The exercise » Copy the listing below word for word, keeping every line.

Entries »

--------

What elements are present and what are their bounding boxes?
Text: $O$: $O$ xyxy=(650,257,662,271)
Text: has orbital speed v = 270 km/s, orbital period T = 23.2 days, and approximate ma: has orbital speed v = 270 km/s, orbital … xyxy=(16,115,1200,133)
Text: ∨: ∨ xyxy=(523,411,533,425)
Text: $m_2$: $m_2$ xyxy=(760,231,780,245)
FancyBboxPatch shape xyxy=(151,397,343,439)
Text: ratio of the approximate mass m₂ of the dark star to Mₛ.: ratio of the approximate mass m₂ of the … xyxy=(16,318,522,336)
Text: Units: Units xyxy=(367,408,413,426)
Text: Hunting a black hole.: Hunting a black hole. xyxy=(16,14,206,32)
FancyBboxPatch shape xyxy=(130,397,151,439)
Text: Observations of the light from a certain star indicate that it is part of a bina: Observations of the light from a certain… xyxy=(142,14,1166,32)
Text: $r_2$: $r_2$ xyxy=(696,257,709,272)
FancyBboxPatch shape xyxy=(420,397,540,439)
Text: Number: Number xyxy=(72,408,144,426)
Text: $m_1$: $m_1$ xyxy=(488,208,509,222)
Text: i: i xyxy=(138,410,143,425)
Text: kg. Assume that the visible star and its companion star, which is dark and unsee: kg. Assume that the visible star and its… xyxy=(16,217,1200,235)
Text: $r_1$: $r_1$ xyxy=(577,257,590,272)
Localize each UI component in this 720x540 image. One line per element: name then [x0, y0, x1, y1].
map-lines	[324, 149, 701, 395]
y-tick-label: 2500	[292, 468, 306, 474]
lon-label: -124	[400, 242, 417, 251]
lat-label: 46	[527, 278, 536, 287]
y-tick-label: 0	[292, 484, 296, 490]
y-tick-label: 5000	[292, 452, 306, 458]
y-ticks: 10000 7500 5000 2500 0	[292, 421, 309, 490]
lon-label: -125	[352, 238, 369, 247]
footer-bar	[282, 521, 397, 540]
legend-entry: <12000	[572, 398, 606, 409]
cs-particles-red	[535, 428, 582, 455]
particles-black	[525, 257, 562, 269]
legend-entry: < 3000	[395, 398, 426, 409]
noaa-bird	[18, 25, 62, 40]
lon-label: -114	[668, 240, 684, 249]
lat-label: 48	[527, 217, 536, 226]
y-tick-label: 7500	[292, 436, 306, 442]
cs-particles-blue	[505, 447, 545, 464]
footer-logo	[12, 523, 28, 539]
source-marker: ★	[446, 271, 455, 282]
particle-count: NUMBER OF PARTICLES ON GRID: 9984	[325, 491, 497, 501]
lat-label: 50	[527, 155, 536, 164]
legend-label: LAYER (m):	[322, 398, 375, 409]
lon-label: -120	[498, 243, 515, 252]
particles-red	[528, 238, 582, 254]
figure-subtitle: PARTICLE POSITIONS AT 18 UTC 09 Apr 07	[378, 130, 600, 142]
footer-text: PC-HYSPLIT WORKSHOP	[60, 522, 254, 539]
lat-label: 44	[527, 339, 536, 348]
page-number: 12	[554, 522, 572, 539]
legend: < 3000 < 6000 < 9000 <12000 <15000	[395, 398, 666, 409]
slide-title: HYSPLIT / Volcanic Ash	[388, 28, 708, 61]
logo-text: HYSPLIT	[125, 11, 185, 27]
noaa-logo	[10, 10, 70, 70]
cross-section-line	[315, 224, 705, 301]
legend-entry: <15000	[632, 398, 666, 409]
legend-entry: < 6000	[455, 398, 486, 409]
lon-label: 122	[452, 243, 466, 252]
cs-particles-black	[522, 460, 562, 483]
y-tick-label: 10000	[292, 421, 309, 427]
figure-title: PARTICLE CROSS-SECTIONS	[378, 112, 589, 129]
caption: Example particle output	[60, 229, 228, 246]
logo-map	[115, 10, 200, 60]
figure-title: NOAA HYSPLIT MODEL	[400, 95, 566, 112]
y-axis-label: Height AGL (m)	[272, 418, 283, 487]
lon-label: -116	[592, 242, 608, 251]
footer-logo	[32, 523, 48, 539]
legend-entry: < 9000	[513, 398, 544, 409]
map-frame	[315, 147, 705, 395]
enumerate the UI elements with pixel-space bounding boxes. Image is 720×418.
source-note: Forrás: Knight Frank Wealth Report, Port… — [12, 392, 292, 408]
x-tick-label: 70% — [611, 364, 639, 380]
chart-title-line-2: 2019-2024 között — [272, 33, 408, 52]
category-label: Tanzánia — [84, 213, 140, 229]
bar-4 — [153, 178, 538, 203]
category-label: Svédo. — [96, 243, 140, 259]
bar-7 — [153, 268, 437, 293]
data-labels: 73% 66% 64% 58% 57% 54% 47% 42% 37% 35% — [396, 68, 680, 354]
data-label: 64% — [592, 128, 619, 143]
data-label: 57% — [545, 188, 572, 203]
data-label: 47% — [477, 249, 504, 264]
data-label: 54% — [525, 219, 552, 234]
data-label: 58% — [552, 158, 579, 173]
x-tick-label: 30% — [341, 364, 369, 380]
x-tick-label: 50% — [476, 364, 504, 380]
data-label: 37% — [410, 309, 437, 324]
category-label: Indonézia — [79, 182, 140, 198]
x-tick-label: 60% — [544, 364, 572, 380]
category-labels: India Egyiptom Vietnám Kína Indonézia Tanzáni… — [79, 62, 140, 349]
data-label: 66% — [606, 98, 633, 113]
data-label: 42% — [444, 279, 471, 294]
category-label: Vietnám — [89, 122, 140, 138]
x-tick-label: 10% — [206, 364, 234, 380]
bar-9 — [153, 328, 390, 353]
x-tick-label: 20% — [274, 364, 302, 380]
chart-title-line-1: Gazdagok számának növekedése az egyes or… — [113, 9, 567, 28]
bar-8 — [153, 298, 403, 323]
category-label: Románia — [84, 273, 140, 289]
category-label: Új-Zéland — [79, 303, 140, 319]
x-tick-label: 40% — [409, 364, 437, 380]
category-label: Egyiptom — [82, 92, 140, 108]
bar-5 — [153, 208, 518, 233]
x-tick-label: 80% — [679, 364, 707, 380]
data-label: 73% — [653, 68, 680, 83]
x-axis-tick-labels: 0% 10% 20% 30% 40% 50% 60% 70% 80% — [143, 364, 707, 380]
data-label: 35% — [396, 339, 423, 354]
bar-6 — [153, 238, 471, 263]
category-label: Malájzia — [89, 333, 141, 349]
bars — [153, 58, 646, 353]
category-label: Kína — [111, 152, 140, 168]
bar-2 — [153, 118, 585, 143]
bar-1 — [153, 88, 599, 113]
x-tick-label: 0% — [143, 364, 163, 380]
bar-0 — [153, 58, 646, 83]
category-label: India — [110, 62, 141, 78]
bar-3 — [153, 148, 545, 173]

--------

Exercise solution »
What elements are present and what are their bounding boxes?
Text: $O$: $O$ xyxy=(650,257,662,271)
Text: has orbital speed v = 270 km/s, orbital period T = 23.2 days, and approximate ma: has orbital speed v = 270 km/s, orbital … xyxy=(16,115,1200,133)
Text: ∨: ∨ xyxy=(523,411,533,425)
Text: $m_2$: $m_2$ xyxy=(760,231,780,245)
FancyBboxPatch shape xyxy=(151,397,343,439)
Text: ratio of the approximate mass m₂ of the dark star to Mₛ.: ratio of the approximate mass m₂ of the … xyxy=(16,318,522,336)
Text: Units: Units xyxy=(367,408,413,426)
Text: Hunting a black hole.: Hunting a black hole. xyxy=(16,14,206,32)
FancyBboxPatch shape xyxy=(130,397,151,439)
Text: Observations of the light from a certain star indicate that it is part of a bina: Observations of the light from a certain… xyxy=(142,14,1166,32)
Text: $r_2$: $r_2$ xyxy=(696,257,709,272)
FancyBboxPatch shape xyxy=(420,397,540,439)
Text: Number: Number xyxy=(72,408,144,426)
Text: $m_1$: $m_1$ xyxy=(488,208,509,222)
Text: i: i xyxy=(138,410,143,425)
Text: kg. Assume that the visible star and its companion star, which is dark and unsee: kg. Assume that the visible star and its… xyxy=(16,217,1200,235)
Text: $r_1$: $r_1$ xyxy=(577,257,590,272)
Localize each UI component in this 720x540 image. One line per element: name then [x0, y0, x1, y1].
map-lines	[324, 149, 701, 395]
y-tick-label: 2500	[292, 468, 306, 474]
lon-label: -124	[400, 242, 417, 251]
lat-label: 46	[527, 278, 536, 287]
y-tick-label: 0	[292, 484, 296, 490]
y-tick-label: 5000	[292, 452, 306, 458]
y-ticks: 10000 7500 5000 2500 0	[292, 421, 309, 490]
lon-label: -125	[352, 238, 369, 247]
footer-bar	[282, 521, 397, 540]
legend-entry: <12000	[572, 398, 606, 409]
cs-particles-red	[535, 428, 582, 455]
particles-black	[525, 257, 562, 269]
legend-entry: < 3000	[395, 398, 426, 409]
noaa-bird	[18, 25, 62, 40]
lon-label: -114	[668, 240, 684, 249]
lat-label: 48	[527, 217, 536, 226]
y-tick-label: 7500	[292, 436, 306, 442]
cs-particles-blue	[505, 447, 545, 464]
footer-logo	[12, 523, 28, 539]
source-marker: ★	[446, 271, 455, 282]
particle-count: NUMBER OF PARTICLES ON GRID: 9984	[325, 491, 497, 501]
lat-label: 50	[527, 155, 536, 164]
legend-label: LAYER (m):	[322, 398, 375, 409]
lon-label: -120	[498, 243, 515, 252]
particles-red	[528, 238, 582, 254]
figure-subtitle: PARTICLE POSITIONS AT 18 UTC 09 Apr 07	[378, 130, 600, 142]
footer-text: PC-HYSPLIT WORKSHOP	[60, 522, 254, 539]
lat-label: 44	[527, 339, 536, 348]
page-number: 12	[554, 522, 572, 539]
legend: < 3000 < 6000 < 9000 <12000 <15000	[395, 398, 666, 409]
slide-title: HYSPLIT / Volcanic Ash	[388, 28, 708, 61]
logo-text: HYSPLIT	[125, 11, 185, 27]
noaa-logo	[10, 10, 70, 70]
cross-section-line	[315, 224, 705, 301]
legend-entry: <15000	[632, 398, 666, 409]
legend-entry: < 6000	[455, 398, 486, 409]
lon-label: 122	[452, 243, 466, 252]
cs-particles-black	[522, 460, 562, 483]
y-tick-label: 10000	[292, 421, 309, 427]
figure-title: PARTICLE CROSS-SECTIONS	[378, 112, 589, 129]
caption: Example particle output	[60, 229, 228, 246]
logo-map	[115, 10, 200, 60]
figure-title: NOAA HYSPLIT MODEL	[400, 95, 566, 112]
y-axis-label: Height AGL (m)	[272, 418, 283, 487]
lon-label: -116	[592, 242, 608, 251]
footer-logo	[32, 523, 48, 539]
legend-entry: < 9000	[513, 398, 544, 409]
map-frame	[315, 147, 705, 395]
enumerate the UI elements with pixel-space bounding boxes. Image is 720×418.
source-note: Forrás: Knight Frank Wealth Report, Port… — [12, 392, 292, 408]
x-tick-label: 70% — [611, 364, 639, 380]
chart-title-line-2: 2019-2024 között — [272, 33, 408, 52]
category-label: Tanzánia — [84, 213, 140, 229]
bar-4 — [153, 178, 538, 203]
category-label: Svédo. — [96, 243, 140, 259]
bar-7 — [153, 268, 437, 293]
data-labels: 73% 66% 64% 58% 57% 54% 47% 42% 37% 35% — [396, 68, 680, 354]
data-label: 64% — [592, 128, 619, 143]
data-label: 57% — [545, 188, 572, 203]
data-label: 47% — [477, 249, 504, 264]
data-label: 54% — [525, 219, 552, 234]
data-label: 58% — [552, 158, 579, 173]
x-tick-label: 30% — [341, 364, 369, 380]
x-tick-label: 50% — [476, 364, 504, 380]
data-label: 37% — [410, 309, 437, 324]
category-label: Indonézia — [79, 182, 140, 198]
x-tick-label: 60% — [544, 364, 572, 380]
category-labels: India Egyiptom Vietnám Kína Indonézia Tanzáni… — [79, 62, 140, 349]
data-label: 66% — [606, 98, 633, 113]
data-label: 42% — [444, 279, 471, 294]
category-label: Vietnám — [89, 122, 140, 138]
x-tick-label: 10% — [206, 364, 234, 380]
bar-9 — [153, 328, 390, 353]
x-tick-label: 20% — [274, 364, 302, 380]
chart-title-line-1: Gazdagok számának növekedése az egyes or… — [113, 9, 567, 28]
bar-8 — [153, 298, 403, 323]
category-label: Románia — [84, 273, 140, 289]
category-label: Új-Zéland — [79, 303, 140, 319]
x-tick-label: 40% — [409, 364, 437, 380]
category-label: Egyiptom — [82, 92, 140, 108]
bar-5 — [153, 208, 518, 233]
x-tick-label: 80% — [679, 364, 707, 380]
data-label: 73% — [653, 68, 680, 83]
x-axis-tick-labels: 0% 10% 20% 30% 40% 50% 60% 70% 80% — [143, 364, 707, 380]
data-label: 35% — [396, 339, 423, 354]
bar-6 — [153, 238, 471, 263]
category-label: Malájzia — [89, 333, 141, 349]
bars — [153, 58, 646, 353]
category-label: Kína — [111, 152, 140, 168]
bar-2 — [153, 118, 585, 143]
bar-1 — [153, 88, 599, 113]
x-tick-label: 0% — [143, 364, 163, 380]
bar-0 — [153, 58, 646, 83]
category-label: India — [110, 62, 141, 78]
bar-3 — [153, 148, 545, 173]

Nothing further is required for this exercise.